** STATED GOAL **
Quote, without change, all of the lines that follow.

** DATA ENTRIES **
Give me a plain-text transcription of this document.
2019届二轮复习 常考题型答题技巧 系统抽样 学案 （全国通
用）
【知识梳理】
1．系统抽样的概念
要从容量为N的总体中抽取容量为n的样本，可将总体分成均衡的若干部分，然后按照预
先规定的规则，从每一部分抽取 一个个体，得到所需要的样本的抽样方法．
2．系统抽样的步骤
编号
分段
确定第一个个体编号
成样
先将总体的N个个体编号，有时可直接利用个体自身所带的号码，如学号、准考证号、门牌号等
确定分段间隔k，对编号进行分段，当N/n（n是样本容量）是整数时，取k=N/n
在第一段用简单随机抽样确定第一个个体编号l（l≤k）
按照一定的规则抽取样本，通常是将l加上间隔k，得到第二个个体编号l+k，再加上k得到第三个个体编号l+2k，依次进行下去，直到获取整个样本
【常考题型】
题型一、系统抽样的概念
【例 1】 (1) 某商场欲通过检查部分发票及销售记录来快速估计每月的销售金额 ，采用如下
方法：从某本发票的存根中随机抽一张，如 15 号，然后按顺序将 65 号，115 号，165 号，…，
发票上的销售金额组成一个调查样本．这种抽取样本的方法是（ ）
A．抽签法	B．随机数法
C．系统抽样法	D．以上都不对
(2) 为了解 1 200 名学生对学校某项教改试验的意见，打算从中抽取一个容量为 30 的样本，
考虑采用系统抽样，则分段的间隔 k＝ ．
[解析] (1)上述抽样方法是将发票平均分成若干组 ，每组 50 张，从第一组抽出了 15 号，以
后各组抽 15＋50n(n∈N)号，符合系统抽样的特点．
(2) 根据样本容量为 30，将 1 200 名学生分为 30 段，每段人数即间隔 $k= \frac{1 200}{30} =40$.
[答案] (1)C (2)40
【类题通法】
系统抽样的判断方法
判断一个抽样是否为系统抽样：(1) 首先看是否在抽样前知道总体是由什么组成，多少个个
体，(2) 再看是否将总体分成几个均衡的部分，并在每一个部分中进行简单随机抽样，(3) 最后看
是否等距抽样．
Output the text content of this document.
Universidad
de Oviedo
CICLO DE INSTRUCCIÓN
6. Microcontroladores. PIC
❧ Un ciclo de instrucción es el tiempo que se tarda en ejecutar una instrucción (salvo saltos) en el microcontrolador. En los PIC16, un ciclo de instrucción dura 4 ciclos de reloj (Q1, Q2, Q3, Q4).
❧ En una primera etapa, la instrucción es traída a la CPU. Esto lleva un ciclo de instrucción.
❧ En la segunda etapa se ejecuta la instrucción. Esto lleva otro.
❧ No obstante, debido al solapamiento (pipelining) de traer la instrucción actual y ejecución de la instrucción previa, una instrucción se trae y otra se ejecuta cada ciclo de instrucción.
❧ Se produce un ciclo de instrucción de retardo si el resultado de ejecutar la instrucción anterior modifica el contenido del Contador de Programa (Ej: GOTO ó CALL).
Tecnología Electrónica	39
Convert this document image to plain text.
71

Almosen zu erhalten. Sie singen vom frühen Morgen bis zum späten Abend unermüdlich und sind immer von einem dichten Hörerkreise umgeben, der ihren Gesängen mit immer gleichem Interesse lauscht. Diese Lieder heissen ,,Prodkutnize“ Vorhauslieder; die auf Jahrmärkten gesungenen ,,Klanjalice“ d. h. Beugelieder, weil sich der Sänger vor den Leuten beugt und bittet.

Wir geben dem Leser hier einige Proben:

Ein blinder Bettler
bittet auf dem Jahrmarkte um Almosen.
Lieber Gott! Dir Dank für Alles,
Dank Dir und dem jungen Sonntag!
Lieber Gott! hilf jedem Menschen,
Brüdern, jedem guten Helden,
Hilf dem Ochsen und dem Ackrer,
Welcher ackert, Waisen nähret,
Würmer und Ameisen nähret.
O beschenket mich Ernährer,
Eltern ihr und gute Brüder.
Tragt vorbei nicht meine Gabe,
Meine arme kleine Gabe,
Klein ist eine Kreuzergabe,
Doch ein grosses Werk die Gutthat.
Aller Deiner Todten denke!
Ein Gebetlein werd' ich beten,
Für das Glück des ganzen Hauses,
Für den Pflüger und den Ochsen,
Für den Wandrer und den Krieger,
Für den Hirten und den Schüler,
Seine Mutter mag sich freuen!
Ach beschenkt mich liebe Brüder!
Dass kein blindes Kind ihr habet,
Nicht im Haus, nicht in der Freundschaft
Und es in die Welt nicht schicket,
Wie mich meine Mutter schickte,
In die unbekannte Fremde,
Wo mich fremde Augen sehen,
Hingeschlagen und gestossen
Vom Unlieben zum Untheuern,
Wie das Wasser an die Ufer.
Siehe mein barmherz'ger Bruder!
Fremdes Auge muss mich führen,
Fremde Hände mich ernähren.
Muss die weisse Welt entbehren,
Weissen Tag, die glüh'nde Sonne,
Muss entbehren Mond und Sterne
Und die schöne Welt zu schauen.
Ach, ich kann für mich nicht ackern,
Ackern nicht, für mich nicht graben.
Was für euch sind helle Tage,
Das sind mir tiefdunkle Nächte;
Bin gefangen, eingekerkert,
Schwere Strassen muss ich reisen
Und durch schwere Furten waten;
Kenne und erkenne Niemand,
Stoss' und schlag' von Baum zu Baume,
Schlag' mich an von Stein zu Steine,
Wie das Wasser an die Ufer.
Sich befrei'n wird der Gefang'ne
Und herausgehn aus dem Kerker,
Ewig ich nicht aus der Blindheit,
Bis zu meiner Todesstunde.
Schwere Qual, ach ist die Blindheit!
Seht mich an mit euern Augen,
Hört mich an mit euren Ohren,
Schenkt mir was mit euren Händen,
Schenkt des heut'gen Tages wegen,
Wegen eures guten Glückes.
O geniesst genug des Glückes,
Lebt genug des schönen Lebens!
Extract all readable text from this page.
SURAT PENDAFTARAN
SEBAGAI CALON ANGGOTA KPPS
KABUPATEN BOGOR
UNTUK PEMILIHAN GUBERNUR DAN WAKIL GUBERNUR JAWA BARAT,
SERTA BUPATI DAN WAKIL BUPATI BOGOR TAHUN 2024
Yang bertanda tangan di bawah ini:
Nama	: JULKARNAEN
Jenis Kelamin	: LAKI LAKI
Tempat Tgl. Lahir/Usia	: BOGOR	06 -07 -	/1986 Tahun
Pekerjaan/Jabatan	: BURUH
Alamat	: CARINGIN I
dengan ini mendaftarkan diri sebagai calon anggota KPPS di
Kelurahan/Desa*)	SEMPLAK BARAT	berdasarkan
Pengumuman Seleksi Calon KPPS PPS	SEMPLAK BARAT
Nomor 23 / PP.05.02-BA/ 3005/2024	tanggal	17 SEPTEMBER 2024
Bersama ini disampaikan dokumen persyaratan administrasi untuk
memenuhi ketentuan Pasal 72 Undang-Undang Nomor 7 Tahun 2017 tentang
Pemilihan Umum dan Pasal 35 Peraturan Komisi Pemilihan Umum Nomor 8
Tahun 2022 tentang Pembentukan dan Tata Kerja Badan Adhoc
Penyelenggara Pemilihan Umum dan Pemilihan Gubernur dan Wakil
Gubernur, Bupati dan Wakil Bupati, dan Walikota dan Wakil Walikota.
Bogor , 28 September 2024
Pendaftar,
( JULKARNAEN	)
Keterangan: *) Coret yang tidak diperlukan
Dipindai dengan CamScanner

** THE SOLUTION **
Give me a plain-text transcription of this document.
2019届二轮复习 常考题型答题技巧 系统抽样 学案 （全国通
用）
【知识梳理】
1．系统抽样的概念
要从容量为N的总体中抽取容量为n的样本，可将总体分成均衡的若干部分，然后按照预
先规定的规则，从每一部分抽取 一个个体，得到所需要的样本的抽样方法．
2．系统抽样的步骤
编号
分段
确定第一个个体编号
成样
先将总体的N个个体编号，有时可直接利用个体自身所带的号码，如学号、准考证号、门牌号等
确定分段间隔k，对编号进行分段，当N/n（n是样本容量）是整数时，取k=N/n
在第一段用简单随机抽样确定第一个个体编号l（l≤k）
按照一定的规则抽取样本，通常是将l加上间隔k，得到第二个个体编号l+k，再加上k得到第三个个体编号l+2k，依次进行下去，直到获取整个样本
【常考题型】
题型一、系统抽样的概念
【例 1】 (1) 某商场欲通过检查部分发票及销售记录来快速估计每月的销售金额 ，采用如下
方法：从某本发票的存根中随机抽一张，如 15 号，然后按顺序将 65 号，115 号，165 号，…，
发票上的销售金额组成一个调查样本．这种抽取样本的方法是（ ）
A．抽签法	B．随机数法
C．系统抽样法	D．以上都不对
(2) 为了解 1 200 名学生对学校某项教改试验的意见，打算从中抽取一个容量为 30 的样本，
考虑采用系统抽样，则分段的间隔 k＝ ．
[解析] (1)上述抽样方法是将发票平均分成若干组 ，每组 50 张，从第一组抽出了 15 号，以
后各组抽 15＋50n(n∈N)号，符合系统抽样的特点．
(2) 根据样本容量为 30，将 1 200 名学生分为 30 段，每段人数即间隔 $k= \frac{1 200}{30} =40$.
[答案] (1)C (2)40
【类题通法】
系统抽样的判断方法
判断一个抽样是否为系统抽样：(1) 首先看是否在抽样前知道总体是由什么组成，多少个个
体，(2) 再看是否将总体分成几个均衡的部分，并在每一个部分中进行简单随机抽样，(3) 最后看
是否等距抽样．
Output the text content of this document.
Universidad
de Oviedo
CICLO DE INSTRUCCIÓN
6. Microcontroladores. PIC
❧ Un ciclo de instrucción es el tiempo que se tarda en ejecutar una instrucción (salvo saltos) en el microcontrolador. En los PIC16, un ciclo de instrucción dura 4 ciclos de reloj (Q1, Q2, Q3, Q4).
❧ En una primera etapa, la instrucción es traída a la CPU. Esto lleva un ciclo de instrucción.
❧ En la segunda etapa se ejecuta la instrucción. Esto lleva otro.
❧ No obstante, debido al solapamiento (pipelining) de traer la instrucción actual y ejecución de la instrucción previa, una instrucción se trae y otra se ejecuta cada ciclo de instrucción.
❧ Se produce un ciclo de instrucción de retardo si el resultado de ejecutar la instrucción anterior modifica el contenido del Contador de Programa (Ej: GOTO ó CALL).
Tecnología Electrónica	39
Convert this document image to plain text.
71

Almosen zu erhalten. Sie singen vom frühen Morgen bis zum späten Abend unermüdlich und sind immer von einem dichten Hörerkreise umgeben, der ihren Gesängen mit immer gleichem Interesse lauscht. Diese Lieder heissen ,,Prodkutnize“ Vorhauslieder; die auf Jahrmärkten gesungenen ,,Klanjalice“ d. h. Beugelieder, weil sich der Sänger vor den Leuten beugt und bittet.

Wir geben dem Leser hier einige Proben:

Ein blinder Bettler
bittet auf dem Jahrmarkte um Almosen.
Lieber Gott! Dir Dank für Alles,
Dank Dir und dem jungen Sonntag!
Lieber Gott! hilf jedem Menschen,
Brüdern, jedem guten Helden,
Hilf dem Ochsen und dem Ackrer,
Welcher ackert, Waisen nähret,
Würmer und Ameisen nähret.
O beschenket mich Ernährer,
Eltern ihr und gute Brüder.
Tragt vorbei nicht meine Gabe,
Meine arme kleine Gabe,
Klein ist eine Kreuzergabe,
Doch ein grosses Werk die Gutthat.
Aller Deiner Todten denke!
Ein Gebetlein werd' ich beten,
Für das Glück des ganzen Hauses,
Für den Pflüger und den Ochsen,
Für den Wandrer und den Krieger,
Für den Hirten und den Schüler,
Seine Mutter mag sich freuen!
Ach beschenkt mich liebe Brüder!
Dass kein blindes Kind ihr habet,
Nicht im Haus, nicht in der Freundschaft
Und es in die Welt nicht schicket,
Wie mich meine Mutter schickte,
In die unbekannte Fremde,
Wo mich fremde Augen sehen,
Hingeschlagen und gestossen
Vom Unlieben zum Untheuern,
Wie das Wasser an die Ufer.
Siehe mein barmherz'ger Bruder!
Fremdes Auge muss mich führen,
Fremde Hände mich ernähren.
Muss die weisse Welt entbehren,
Weissen Tag, die glüh'nde Sonne,
Muss entbehren Mond und Sterne
Und die schöne Welt zu schauen.
Ach, ich kann für mich nicht ackern,
Ackern nicht, für mich nicht graben.
Was für euch sind helle Tage,
Das sind mir tiefdunkle Nächte;
Bin gefangen, eingekerkert,
Schwere Strassen muss ich reisen
Und durch schwere Furten waten;
Kenne und erkenne Niemand,
Stoss' und schlag' von Baum zu Baume,
Schlag' mich an von Stein zu Steine,
Wie das Wasser an die Ufer.
Sich befrei'n wird der Gefang'ne
Und herausgehn aus dem Kerker,
Ewig ich nicht aus der Blindheit,
Bis zu meiner Todesstunde.
Schwere Qual, ach ist die Blindheit!
Seht mich an mit euern Augen,
Hört mich an mit euren Ohren,
Schenkt mir was mit euren Händen,
Schenkt des heut'gen Tages wegen,
Wegen eures guten Glückes.
O geniesst genug des Glückes,
Lebt genug des schönen Lebens!
Extract all readable text from this page.
SURAT PENDAFTARAN
SEBAGAI CALON ANGGOTA KPPS
KABUPATEN BOGOR
UNTUK PEMILIHAN GUBERNUR DAN WAKIL GUBERNUR JAWA BARAT,
SERTA BUPATI DAN WAKIL BUPATI BOGOR TAHUN 2024
Yang bertanda tangan di bawah ini:
Nama	: JULKARNAEN
Jenis Kelamin	: LAKI LAKI
Tempat Tgl. Lahir/Usia	: BOGOR	06 -07 -	/1986 Tahun
Pekerjaan/Jabatan	: BURUH
Alamat	: CARINGIN I
dengan ini mendaftarkan diri sebagai calon anggota KPPS di
Kelurahan/Desa*)	SEMPLAK BARAT	berdasarkan
Pengumuman Seleksi Calon KPPS PPS	SEMPLAK BARAT
Nomor 23 / PP.05.02-BA/ 3005/2024	tanggal	17 SEPTEMBER 2024
Bersama ini disampaikan dokumen persyaratan administrasi untuk
memenuhi ketentuan Pasal 72 Undang-Undang Nomor 7 Tahun 2017 tentang
Pemilihan Umum dan Pasal 35 Peraturan Komisi Pemilihan Umum Nomor 8
Tahun 2022 tentang Pembentukan dan Tata Kerja Badan Adhoc
Penyelenggara Pemilihan Umum dan Pemilihan Gubernur dan Wakil
Gubernur, Bupati dan Wakil Bupati, dan Walikota dan Wakil Walikota.
Bogor , 28 September 2024
Pendaftar,
( JULKARNAEN	)
Keterangan: *) Coret yang tidak diperlukan
Dipindai dengan CamScanner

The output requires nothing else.